**Requirement:** Copy out the lines that have "document" in them.
## begin
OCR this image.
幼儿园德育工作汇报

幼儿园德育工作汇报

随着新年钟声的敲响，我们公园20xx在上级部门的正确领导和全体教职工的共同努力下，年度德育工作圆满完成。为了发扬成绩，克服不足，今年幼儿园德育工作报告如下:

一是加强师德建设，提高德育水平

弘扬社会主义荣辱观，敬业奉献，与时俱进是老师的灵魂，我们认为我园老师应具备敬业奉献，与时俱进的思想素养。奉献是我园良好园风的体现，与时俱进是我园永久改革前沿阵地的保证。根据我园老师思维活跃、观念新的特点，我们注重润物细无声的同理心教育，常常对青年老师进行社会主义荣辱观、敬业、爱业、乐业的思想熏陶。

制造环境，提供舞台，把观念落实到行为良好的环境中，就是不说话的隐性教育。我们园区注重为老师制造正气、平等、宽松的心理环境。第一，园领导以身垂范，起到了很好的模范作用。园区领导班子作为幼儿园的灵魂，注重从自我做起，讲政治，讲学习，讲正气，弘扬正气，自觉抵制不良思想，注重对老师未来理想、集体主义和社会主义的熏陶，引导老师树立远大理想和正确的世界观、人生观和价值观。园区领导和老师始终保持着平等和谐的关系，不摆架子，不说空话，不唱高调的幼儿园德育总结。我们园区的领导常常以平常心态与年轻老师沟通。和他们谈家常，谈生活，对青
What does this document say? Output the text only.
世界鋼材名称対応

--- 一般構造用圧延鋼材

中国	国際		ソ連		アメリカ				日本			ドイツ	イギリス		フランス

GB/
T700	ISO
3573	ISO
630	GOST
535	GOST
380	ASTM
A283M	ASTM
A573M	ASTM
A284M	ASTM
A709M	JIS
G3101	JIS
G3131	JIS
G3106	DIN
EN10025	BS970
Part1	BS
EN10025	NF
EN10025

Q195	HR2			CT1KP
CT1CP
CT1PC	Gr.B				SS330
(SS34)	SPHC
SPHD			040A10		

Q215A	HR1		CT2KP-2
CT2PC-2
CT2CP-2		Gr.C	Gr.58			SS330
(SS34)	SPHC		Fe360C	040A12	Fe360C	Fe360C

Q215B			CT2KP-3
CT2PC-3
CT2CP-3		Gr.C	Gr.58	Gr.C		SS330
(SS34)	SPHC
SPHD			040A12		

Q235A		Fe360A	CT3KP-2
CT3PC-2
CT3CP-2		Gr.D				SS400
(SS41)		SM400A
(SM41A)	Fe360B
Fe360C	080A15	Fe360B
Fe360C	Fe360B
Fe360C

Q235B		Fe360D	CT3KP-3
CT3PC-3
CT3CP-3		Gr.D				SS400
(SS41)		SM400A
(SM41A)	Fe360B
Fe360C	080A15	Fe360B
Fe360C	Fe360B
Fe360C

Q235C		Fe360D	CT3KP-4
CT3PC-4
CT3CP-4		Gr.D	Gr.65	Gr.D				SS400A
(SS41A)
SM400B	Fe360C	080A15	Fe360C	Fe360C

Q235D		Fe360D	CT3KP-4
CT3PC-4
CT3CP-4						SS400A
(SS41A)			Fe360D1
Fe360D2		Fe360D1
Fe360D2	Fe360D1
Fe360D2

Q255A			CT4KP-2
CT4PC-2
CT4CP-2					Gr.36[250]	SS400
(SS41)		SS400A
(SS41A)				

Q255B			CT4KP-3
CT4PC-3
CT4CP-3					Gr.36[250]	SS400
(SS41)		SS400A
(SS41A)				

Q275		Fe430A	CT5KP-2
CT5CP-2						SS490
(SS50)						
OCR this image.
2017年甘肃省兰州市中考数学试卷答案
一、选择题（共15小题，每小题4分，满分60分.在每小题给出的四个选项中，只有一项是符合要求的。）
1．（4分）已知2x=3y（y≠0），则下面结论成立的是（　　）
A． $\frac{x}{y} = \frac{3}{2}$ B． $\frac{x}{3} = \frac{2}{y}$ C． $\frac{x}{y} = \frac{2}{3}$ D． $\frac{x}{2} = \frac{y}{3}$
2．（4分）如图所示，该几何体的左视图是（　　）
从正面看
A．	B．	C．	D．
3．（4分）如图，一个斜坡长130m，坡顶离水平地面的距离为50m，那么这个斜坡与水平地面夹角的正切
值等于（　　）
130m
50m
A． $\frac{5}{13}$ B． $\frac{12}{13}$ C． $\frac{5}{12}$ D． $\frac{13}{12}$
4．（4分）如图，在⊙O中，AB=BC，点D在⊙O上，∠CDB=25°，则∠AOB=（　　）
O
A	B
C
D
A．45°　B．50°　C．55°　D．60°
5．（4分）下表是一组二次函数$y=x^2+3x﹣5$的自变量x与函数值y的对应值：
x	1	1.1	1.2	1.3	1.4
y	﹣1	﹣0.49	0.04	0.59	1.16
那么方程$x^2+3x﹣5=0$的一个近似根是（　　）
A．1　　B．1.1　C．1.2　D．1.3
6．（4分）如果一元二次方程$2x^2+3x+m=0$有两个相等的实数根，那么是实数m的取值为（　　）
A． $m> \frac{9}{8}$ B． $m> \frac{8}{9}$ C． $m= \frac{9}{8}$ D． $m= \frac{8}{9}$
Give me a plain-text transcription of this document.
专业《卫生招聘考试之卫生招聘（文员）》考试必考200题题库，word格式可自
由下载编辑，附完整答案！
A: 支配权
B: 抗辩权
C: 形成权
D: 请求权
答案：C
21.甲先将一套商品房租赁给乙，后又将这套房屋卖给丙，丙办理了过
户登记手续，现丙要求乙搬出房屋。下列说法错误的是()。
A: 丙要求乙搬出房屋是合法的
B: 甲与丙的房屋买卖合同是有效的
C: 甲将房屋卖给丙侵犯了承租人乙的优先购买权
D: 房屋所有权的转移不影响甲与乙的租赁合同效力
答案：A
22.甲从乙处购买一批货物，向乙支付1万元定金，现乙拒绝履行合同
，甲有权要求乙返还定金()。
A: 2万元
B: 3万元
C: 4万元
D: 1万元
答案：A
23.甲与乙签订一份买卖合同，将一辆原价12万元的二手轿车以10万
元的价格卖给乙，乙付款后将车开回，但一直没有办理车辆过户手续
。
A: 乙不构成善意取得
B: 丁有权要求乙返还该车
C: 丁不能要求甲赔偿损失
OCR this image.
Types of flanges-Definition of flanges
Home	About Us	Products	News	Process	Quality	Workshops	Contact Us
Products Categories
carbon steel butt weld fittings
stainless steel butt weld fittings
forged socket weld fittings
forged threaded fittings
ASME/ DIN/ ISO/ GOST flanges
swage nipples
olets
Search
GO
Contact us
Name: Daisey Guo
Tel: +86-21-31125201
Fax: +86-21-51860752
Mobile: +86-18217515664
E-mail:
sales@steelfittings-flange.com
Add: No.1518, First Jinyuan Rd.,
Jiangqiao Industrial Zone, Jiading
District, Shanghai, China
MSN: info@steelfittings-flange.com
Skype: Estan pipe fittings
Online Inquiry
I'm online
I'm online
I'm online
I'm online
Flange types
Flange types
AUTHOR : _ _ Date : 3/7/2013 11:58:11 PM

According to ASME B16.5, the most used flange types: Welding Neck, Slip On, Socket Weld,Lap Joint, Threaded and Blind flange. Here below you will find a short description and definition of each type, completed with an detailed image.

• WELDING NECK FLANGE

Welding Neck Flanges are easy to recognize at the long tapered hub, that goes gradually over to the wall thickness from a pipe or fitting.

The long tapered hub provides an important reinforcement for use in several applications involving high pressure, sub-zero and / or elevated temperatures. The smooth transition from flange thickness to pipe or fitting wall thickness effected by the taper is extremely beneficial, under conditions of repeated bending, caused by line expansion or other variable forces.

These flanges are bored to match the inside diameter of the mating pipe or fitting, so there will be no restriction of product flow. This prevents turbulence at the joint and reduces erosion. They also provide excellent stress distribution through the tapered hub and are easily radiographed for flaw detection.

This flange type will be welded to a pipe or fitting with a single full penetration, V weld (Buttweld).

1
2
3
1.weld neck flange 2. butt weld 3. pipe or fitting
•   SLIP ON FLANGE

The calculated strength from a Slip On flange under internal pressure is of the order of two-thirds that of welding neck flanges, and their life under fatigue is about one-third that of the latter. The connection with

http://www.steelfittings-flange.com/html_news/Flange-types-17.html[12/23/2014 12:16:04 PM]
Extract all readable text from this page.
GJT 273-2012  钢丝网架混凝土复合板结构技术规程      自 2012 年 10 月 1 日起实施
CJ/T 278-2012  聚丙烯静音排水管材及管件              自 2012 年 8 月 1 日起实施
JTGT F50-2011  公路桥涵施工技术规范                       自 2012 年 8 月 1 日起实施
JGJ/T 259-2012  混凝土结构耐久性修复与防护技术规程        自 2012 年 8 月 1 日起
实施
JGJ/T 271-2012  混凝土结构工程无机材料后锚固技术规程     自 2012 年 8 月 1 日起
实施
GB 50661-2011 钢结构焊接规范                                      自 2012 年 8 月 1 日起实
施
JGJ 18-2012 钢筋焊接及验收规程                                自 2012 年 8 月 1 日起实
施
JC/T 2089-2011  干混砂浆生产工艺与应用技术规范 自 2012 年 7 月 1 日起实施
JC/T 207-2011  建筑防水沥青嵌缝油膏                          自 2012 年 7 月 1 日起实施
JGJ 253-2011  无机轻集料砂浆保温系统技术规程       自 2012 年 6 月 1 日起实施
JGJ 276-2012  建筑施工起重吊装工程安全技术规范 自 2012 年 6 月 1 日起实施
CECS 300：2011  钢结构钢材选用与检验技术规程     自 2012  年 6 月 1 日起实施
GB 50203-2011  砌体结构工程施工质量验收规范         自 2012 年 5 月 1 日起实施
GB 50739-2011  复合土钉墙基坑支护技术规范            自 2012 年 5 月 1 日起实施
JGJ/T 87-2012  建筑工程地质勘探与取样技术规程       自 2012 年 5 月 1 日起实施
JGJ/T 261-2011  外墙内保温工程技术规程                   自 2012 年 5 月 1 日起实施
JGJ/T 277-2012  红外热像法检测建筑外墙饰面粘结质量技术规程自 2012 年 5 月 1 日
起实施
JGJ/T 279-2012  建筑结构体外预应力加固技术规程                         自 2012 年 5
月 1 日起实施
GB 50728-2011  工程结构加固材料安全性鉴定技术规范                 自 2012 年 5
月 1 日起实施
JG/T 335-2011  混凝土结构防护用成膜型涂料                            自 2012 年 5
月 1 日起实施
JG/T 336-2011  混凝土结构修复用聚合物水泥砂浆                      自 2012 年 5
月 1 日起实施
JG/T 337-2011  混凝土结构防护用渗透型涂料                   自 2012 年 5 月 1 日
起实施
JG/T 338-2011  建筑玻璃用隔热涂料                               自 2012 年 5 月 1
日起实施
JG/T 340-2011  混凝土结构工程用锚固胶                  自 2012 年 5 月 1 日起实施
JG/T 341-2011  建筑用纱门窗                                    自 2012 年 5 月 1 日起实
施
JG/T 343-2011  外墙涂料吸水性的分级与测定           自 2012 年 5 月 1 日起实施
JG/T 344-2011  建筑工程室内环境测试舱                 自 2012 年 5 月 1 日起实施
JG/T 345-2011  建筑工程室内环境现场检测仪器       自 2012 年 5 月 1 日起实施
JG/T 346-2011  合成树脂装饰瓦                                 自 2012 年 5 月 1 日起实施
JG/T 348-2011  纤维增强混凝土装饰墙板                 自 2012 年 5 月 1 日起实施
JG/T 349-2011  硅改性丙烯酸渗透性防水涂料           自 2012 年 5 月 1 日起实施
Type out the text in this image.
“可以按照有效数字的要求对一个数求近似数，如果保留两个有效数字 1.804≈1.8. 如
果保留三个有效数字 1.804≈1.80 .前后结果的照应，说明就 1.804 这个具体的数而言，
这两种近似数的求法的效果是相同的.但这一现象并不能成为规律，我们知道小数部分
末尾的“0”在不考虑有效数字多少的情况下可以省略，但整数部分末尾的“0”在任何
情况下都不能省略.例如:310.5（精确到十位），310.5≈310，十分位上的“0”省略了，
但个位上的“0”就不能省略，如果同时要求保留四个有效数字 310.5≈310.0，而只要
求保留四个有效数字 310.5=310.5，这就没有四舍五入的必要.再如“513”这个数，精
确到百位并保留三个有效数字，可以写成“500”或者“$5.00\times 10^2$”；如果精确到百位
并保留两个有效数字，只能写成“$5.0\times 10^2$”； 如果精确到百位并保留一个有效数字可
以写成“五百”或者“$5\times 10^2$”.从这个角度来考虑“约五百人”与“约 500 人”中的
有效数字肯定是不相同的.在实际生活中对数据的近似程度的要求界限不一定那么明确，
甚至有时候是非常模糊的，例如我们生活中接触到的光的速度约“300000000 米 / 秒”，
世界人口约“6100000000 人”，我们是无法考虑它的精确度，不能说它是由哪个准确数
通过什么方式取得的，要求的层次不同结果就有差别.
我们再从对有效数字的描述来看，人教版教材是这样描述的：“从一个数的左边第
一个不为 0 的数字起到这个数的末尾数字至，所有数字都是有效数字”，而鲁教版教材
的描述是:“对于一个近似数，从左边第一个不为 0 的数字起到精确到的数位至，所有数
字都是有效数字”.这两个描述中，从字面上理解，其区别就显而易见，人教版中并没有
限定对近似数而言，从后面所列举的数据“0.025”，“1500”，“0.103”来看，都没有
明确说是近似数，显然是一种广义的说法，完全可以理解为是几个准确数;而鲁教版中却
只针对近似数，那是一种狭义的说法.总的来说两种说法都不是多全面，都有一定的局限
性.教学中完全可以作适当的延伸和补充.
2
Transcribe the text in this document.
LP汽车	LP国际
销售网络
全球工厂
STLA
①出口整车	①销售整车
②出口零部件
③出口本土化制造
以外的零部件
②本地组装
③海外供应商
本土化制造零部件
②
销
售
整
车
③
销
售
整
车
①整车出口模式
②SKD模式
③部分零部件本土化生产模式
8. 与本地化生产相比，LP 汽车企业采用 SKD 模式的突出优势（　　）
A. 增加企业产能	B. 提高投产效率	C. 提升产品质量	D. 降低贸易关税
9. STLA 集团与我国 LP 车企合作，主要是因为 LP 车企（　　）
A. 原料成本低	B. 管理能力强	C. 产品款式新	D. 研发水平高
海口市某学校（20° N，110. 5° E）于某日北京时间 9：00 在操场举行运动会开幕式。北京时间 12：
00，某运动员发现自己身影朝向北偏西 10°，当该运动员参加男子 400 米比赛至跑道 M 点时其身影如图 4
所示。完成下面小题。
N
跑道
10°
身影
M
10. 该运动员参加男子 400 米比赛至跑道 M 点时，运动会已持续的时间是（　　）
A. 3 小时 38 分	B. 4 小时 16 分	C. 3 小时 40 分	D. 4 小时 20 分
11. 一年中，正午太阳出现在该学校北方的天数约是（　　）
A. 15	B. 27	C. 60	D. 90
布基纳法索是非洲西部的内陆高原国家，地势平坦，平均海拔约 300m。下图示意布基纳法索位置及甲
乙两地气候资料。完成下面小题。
## end
**Exercise result:**
What does this document say? Output the text only.
Give me a plain-text transcription of this document.
Transcribe the text in this document.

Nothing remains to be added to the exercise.